### PROBLEM STATEMENT:
Each record below is to be reproduced without any change.

### MATERIAL FOR THIS EXERCISE:

..........

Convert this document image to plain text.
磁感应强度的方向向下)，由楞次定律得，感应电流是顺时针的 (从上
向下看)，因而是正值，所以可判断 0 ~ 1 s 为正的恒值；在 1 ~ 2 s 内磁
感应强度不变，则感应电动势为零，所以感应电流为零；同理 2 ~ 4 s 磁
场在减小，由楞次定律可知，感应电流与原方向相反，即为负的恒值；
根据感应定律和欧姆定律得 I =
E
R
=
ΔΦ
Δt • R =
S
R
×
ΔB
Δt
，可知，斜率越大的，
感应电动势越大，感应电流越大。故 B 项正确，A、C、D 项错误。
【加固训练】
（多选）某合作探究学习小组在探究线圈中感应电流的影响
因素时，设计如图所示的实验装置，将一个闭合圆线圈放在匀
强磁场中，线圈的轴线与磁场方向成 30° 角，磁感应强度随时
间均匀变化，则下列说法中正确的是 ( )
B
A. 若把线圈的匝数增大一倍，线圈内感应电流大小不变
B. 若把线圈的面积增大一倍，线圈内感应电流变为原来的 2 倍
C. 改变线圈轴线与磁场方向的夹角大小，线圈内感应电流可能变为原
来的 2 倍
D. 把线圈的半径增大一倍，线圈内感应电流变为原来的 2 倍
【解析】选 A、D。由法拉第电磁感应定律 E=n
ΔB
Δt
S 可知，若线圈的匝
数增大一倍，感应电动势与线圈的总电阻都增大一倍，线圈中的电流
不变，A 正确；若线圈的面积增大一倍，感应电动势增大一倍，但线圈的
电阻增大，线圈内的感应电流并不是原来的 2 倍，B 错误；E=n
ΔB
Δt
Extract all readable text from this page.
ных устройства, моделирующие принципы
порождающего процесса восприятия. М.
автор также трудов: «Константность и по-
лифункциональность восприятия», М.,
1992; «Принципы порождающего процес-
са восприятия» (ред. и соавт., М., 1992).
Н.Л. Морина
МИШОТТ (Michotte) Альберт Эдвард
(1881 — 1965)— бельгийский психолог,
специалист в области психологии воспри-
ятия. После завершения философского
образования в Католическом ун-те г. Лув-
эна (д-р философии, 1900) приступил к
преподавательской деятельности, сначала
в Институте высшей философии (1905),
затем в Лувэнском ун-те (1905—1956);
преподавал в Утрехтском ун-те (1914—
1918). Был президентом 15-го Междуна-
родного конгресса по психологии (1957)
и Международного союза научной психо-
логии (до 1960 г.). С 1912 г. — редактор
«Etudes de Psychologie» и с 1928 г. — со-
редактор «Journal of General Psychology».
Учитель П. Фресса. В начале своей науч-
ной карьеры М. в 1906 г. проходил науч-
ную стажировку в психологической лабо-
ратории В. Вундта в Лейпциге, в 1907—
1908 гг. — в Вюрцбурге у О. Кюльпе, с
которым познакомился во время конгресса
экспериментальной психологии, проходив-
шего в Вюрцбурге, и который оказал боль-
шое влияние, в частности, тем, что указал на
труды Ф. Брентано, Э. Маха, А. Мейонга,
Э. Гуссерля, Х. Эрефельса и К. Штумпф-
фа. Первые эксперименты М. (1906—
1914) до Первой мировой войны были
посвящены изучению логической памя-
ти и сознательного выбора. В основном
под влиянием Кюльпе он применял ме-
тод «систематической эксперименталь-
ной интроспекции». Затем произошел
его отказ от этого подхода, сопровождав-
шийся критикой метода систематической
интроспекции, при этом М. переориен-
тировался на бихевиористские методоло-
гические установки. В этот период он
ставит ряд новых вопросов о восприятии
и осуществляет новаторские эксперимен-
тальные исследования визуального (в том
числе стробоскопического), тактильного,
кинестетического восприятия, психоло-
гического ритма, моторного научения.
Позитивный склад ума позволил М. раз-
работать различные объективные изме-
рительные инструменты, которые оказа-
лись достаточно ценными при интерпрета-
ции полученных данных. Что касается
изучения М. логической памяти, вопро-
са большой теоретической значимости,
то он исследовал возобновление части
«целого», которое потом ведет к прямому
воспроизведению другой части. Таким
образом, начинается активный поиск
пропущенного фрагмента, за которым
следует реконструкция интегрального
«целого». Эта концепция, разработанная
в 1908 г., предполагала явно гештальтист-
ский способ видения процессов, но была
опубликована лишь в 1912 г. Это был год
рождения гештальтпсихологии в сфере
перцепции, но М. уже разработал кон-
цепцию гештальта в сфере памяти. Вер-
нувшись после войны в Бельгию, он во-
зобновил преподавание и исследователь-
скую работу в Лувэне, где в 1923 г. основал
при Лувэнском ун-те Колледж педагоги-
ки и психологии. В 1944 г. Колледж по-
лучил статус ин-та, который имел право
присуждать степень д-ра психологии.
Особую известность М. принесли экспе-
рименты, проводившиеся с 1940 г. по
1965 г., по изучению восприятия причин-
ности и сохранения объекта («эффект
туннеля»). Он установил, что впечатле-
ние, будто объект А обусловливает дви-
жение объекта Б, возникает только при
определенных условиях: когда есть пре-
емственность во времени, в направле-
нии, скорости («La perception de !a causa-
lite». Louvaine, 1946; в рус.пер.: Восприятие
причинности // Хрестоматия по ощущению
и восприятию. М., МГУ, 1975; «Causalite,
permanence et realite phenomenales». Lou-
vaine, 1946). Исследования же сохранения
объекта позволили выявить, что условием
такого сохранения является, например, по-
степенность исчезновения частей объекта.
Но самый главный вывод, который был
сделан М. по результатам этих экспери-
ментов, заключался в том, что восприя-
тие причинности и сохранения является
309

..........

### FINISHED TASK:
Convert this document image to plain text.
磁感应强度的方向向下)，由楞次定律得，感应电流是顺时针的 (从上
向下看)，因而是正值，所以可判断 0 ~ 1 s 为正的恒值；在 1 ~ 2 s 内磁
感应强度不变，则感应电动势为零，所以感应电流为零；同理 2 ~ 4 s 磁
场在减小，由楞次定律可知，感应电流与原方向相反，即为负的恒值；
根据感应定律和欧姆定律得 I =
E
R
=
ΔΦ
Δt • R =
S
R
×
ΔB
Δt
，可知，斜率越大的，
感应电动势越大，感应电流越大。故 B 项正确，A、C、D 项错误。
【加固训练】
（多选）某合作探究学习小组在探究线圈中感应电流的影响
因素时，设计如图所示的实验装置，将一个闭合圆线圈放在匀
强磁场中，线圈的轴线与磁场方向成 30° 角，磁感应强度随时
间均匀变化，则下列说法中正确的是 ( )
B
A. 若把线圈的匝数增大一倍，线圈内感应电流大小不变
B. 若把线圈的面积增大一倍，线圈内感应电流变为原来的 2 倍
C. 改变线圈轴线与磁场方向的夹角大小，线圈内感应电流可能变为原
来的 2 倍
D. 把线圈的半径增大一倍，线圈内感应电流变为原来的 2 倍
【解析】选 A、D。由法拉第电磁感应定律 E=n
ΔB
Δt
S 可知，若线圈的匝
数增大一倍，感应电动势与线圈的总电阻都增大一倍，线圈中的电流
不变，A 正确；若线圈的面积增大一倍，感应电动势增大一倍，但线圈的
电阻增大，线圈内的感应电流并不是原来的 2 倍，B 错误；E=n
ΔB
Δt
Extract all readable text from this page.
ных устройства, моделирующие принципы
порождающего процесса восприятия. М.
автор также трудов: «Константность и по-
лифункциональность восприятия», М.,
1992; «Принципы порождающего процес-
са восприятия» (ред. и соавт., М., 1992).
Н.Л. Морина
МИШОТТ (Michotte) Альберт Эдвард
(1881 — 1965)— бельгийский психолог,
специалист в области психологии воспри-
ятия. После завершения философского
образования в Католическом ун-те г. Лув-
эна (д-р философии, 1900) приступил к
преподавательской деятельности, сначала
в Институте высшей философии (1905),
затем в Лувэнском ун-те (1905—1956);
преподавал в Утрехтском ун-те (1914—
1918). Был президентом 15-го Междуна-
родного конгресса по психологии (1957)
и Международного союза научной психо-
логии (до 1960 г.). С 1912 г. — редактор
«Etudes de Psychologie» и с 1928 г. — со-
редактор «Journal of General Psychology».
Учитель П. Фресса. В начале своей науч-
ной карьеры М. в 1906 г. проходил науч-
ную стажировку в психологической лабо-
ратории В. Вундта в Лейпциге, в 1907—
1908 гг. — в Вюрцбурге у О. Кюльпе, с
которым познакомился во время конгресса
экспериментальной психологии, проходив-
шего в Вюрцбурге, и который оказал боль-
шое влияние, в частности, тем, что указал на
труды Ф. Брентано, Э. Маха, А. Мейонга,
Э. Гуссерля, Х. Эрефельса и К. Штумпф-
фа. Первые эксперименты М. (1906—
1914) до Первой мировой войны были
посвящены изучению логической памя-
ти и сознательного выбора. В основном
под влиянием Кюльпе он применял ме-
тод «систематической эксперименталь-
ной интроспекции». Затем произошел
его отказ от этого подхода, сопровождав-
шийся критикой метода систематической
интроспекции, при этом М. переориен-
тировался на бихевиористские методоло-
гические установки. В этот период он
ставит ряд новых вопросов о восприятии
и осуществляет новаторские эксперимен-
тальные исследования визуального (в том
числе стробоскопического), тактильного,
кинестетического восприятия, психоло-
гического ритма, моторного научения.
Позитивный склад ума позволил М. раз-
работать различные объективные изме-
рительные инструменты, которые оказа-
лись достаточно ценными при интерпрета-
ции полученных данных. Что касается
изучения М. логической памяти, вопро-
са большой теоретической значимости,
то он исследовал возобновление части
«целого», которое потом ведет к прямому
воспроизведению другой части. Таким
образом, начинается активный поиск
пропущенного фрагмента, за которым
следует реконструкция интегрального
«целого». Эта концепция, разработанная
в 1908 г., предполагала явно гештальтист-
ский способ видения процессов, но была
опубликована лишь в 1912 г. Это был год
рождения гештальтпсихологии в сфере
перцепции, но М. уже разработал кон-
цепцию гештальта в сфере памяти. Вер-
нувшись после войны в Бельгию, он во-
зобновил преподавание и исследователь-
скую работу в Лувэне, где в 1923 г. основал
при Лувэнском ун-те Колледж педагоги-
ки и психологии. В 1944 г. Колледж по-
лучил статус ин-та, который имел право
присуждать степень д-ра психологии.
Особую известность М. принесли экспе-
рименты, проводившиеся с 1940 г. по
1965 г., по изучению восприятия причин-
ности и сохранения объекта («эффект
туннеля»). Он установил, что впечатле-
ние, будто объект А обусловливает дви-
жение объекта Б, возникает только при
определенных условиях: когда есть пре-
емственность во времени, в направле-
нии, скорости («La perception de !a causa-
lite». Louvaine, 1946; в рус.пер.: Восприятие
причинности // Хрестоматия по ощущению
и восприятию. М., МГУ, 1975; «Causalite,
permanence et realite phenomenales». Lou-
vaine, 1946). Исследования же сохранения
объекта позволили выявить, что условием
такого сохранения является, например, по-
степенность исчезновения частей объекта.
Но самый главный вывод, который был
сделан М. по результатам этих экспери-
ментов, заключался в том, что восприя-
тие причинности и сохранения является
309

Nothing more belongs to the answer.